What is required: Every line that contains the word "JSON" should be copied.
*** Material supplied ***
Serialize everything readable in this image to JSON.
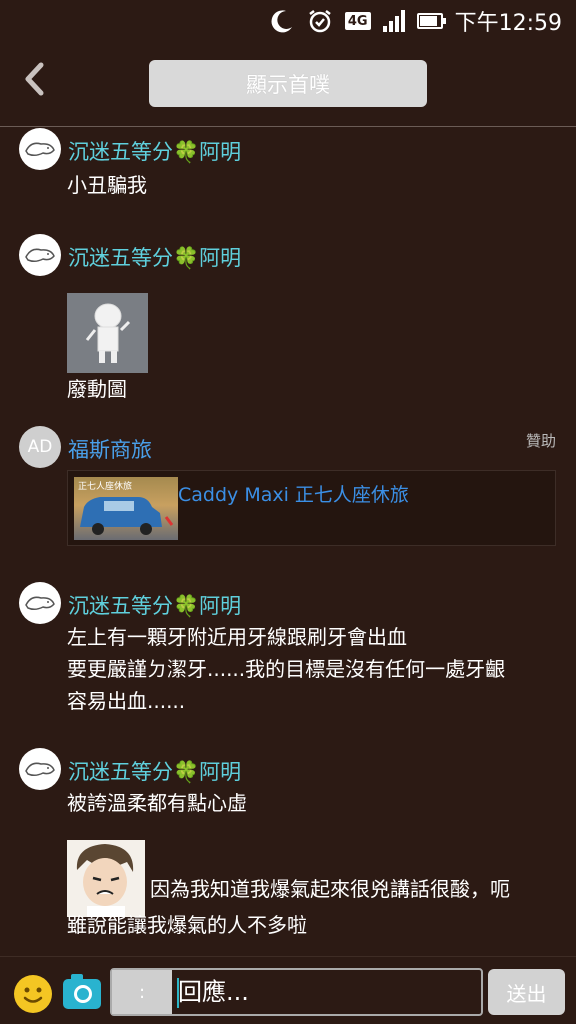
{
  "status": {
    "moon_icon": "moon-icon",
    "alarm_icon": "alarm-icon",
    "network_label": "4G",
    "time": "下午12:59"
  },
  "header": {
    "back_icon": "chevron-left-icon",
    "title": "顯示首噗"
  },
  "posts": [
    {
      "author": "沉迷五等分",
      "clover": "🍀",
      "author_suffix": "阿明",
      "message": "小丑騙我"
    },
    {
      "author": "沉迷五等分",
      "clover": "🍀",
      "author_suffix": "阿明",
      "message": "廢動圖"
    },
    {
      "author": "沉迷五等分",
      "clover": "🍀",
      "author_suffix": "阿明",
      "lines": [
        "左上有一顆牙附近用牙線跟刷牙會出血",
        "要更嚴謹ㄉ潔牙......我的目標是沒有任何一處牙齦",
        "容易出血......"
      ]
    },
    {
      "author": "沉迷五等分",
      "clover": "🍀",
      "author_suffix": "阿明",
      "message": "被誇溫柔都有點心虛",
      "lines2": [
        "因為我知道我爆氣起來很兇講話很酸，呃",
        "雖說能讓我爆氣的人不多啦"
      ]
    }
  ],
  "ad": {
    "avatar_label": "AD",
    "advertiser": "福斯商旅",
    "sponsored_label": "贊助",
    "headline": "Caddy Maxi 正七人座休旅",
    "image_caption": "正七人座休旅"
  },
  "composer": {
    "emoji_icon": "smiley-icon",
    "camera_icon": "camera-icon",
    "prefix": ":",
    "placeholder": "回應...",
    "send_label": "送出"
  },
  "colors": {
    "background": "#2c1a14",
    "username": "#5fd0dd",
    "ad_name": "#4aa0ea",
    "link": "#3b8fe5"
  }
}
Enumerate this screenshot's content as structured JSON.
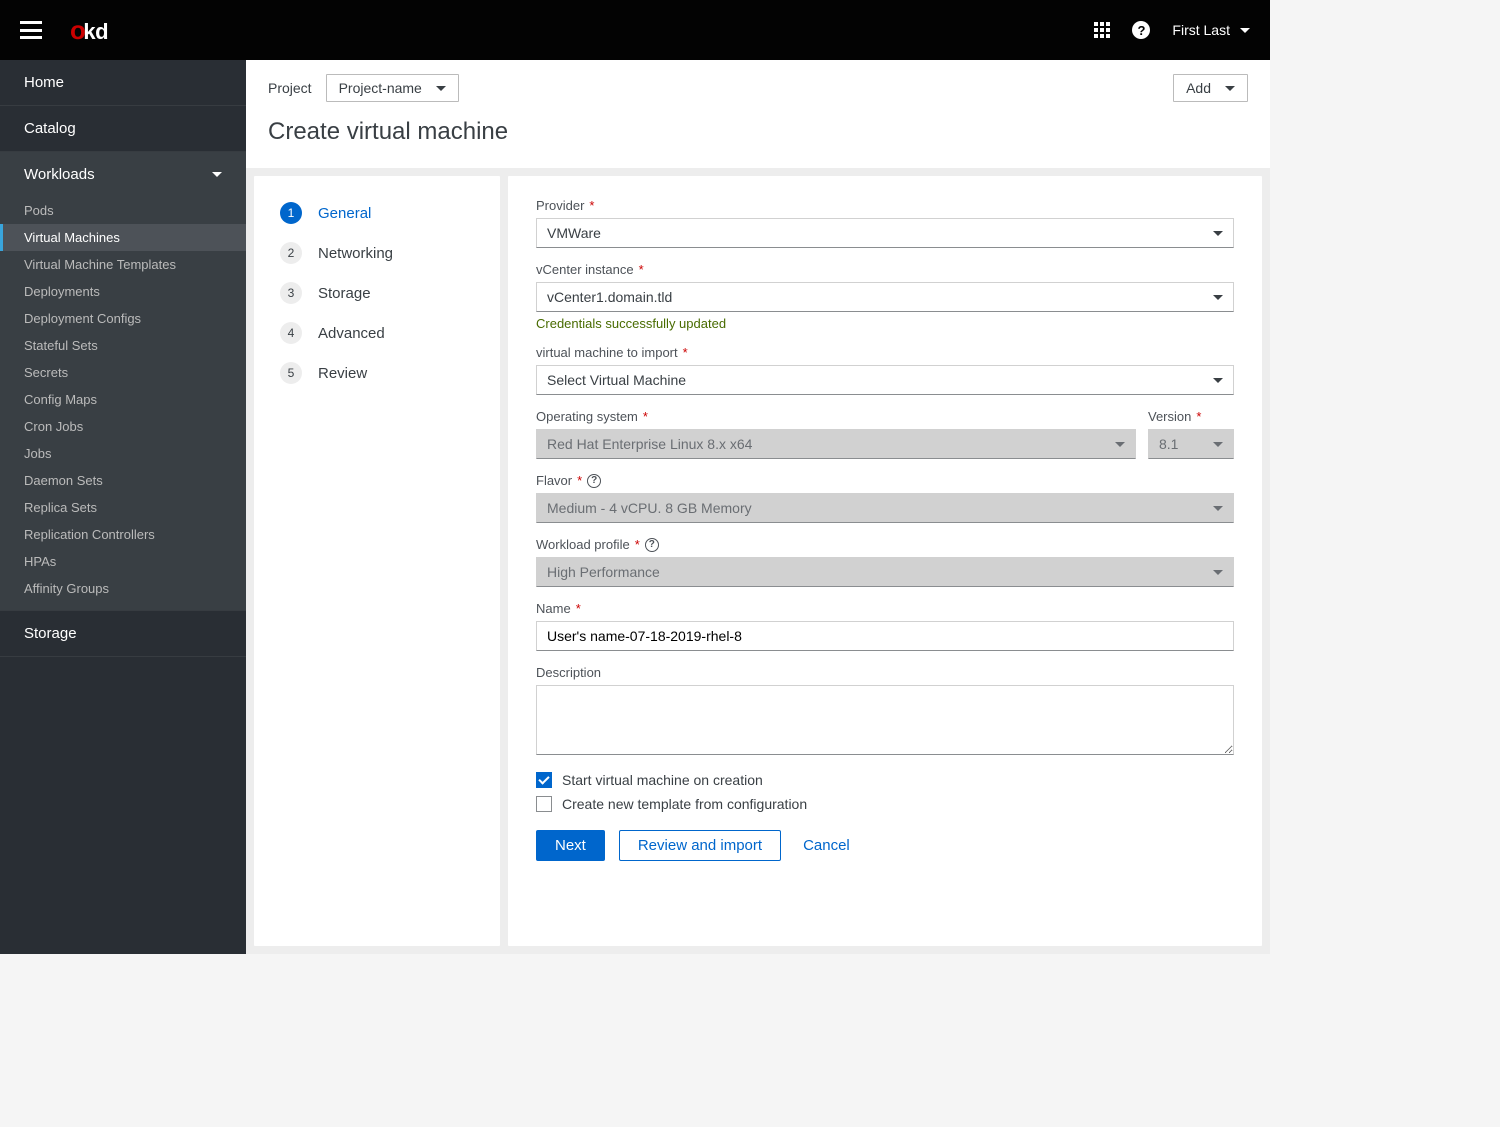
{
  "topbar": {
    "logo_o": "o",
    "logo_kd": "kd",
    "user": "First Last"
  },
  "sidebar": {
    "home": "Home",
    "catalog": "Catalog",
    "workloads": "Workloads",
    "storage": "Storage",
    "sub": {
      "pods": "Pods",
      "vms": "Virtual Machines",
      "vmts": "Virtual Machine Templates",
      "deployments": "Deployments",
      "depconfigs": "Deployment Configs",
      "stateful": "Stateful Sets",
      "secrets": "Secrets",
      "configmaps": "Config Maps",
      "cronjobs": "Cron Jobs",
      "jobs": "Jobs",
      "daemon": "Daemon Sets",
      "replica": "Replica Sets",
      "rc": "Replication Controllers",
      "hpas": "HPAs",
      "affinity": "Affinity Groups"
    }
  },
  "header": {
    "project_label": "Project",
    "project_name": "Project-name",
    "add": "Add",
    "title": "Create virtual machine"
  },
  "wizard": {
    "s1": "General",
    "s2": "Networking",
    "s3": "Storage",
    "s4": "Advanced",
    "s5": "Review"
  },
  "form": {
    "provider_label": "Provider",
    "provider_value": "VMWare",
    "vcenter_label": "vCenter instance",
    "vcenter_value": "vCenter1.domain.tld",
    "vcenter_success": "Credentials successfully updated",
    "vm_import_label": "virtual machine to import",
    "vm_import_value": "Select Virtual Machine",
    "os_label": "Operating system",
    "os_value": "Red Hat Enterprise Linux 8.x x64",
    "version_label": "Version",
    "version_value": "8.1",
    "flavor_label": "Flavor",
    "flavor_value": "Medium - 4 vCPU. 8 GB Memory",
    "workload_label": "Workload profile",
    "workload_value": "High Performance",
    "name_label": "Name",
    "name_value": "User's name-07-18-2019-rhel-8",
    "desc_label": "Description",
    "desc_value": "",
    "cb_start": "Start virtual machine on creation",
    "cb_template": "Create new template from configuration"
  },
  "actions": {
    "next": "Next",
    "review": "Review and import",
    "cancel": "Cancel"
  }
}
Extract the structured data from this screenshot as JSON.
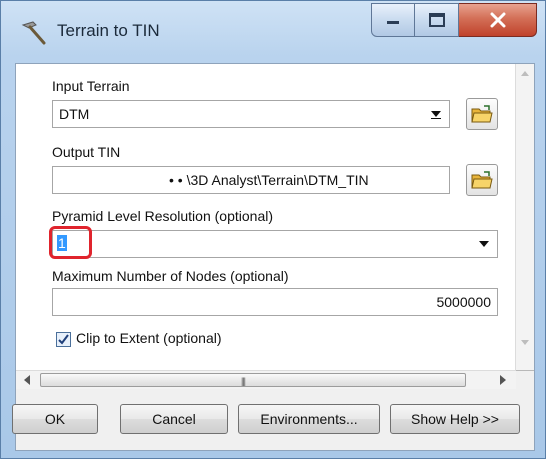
***
Worked solution:
Serialize everything readable in this image to JSON.
Enumerate this screenshot's content as structured JSON.
Extract the structured data from this screenshot as JSON.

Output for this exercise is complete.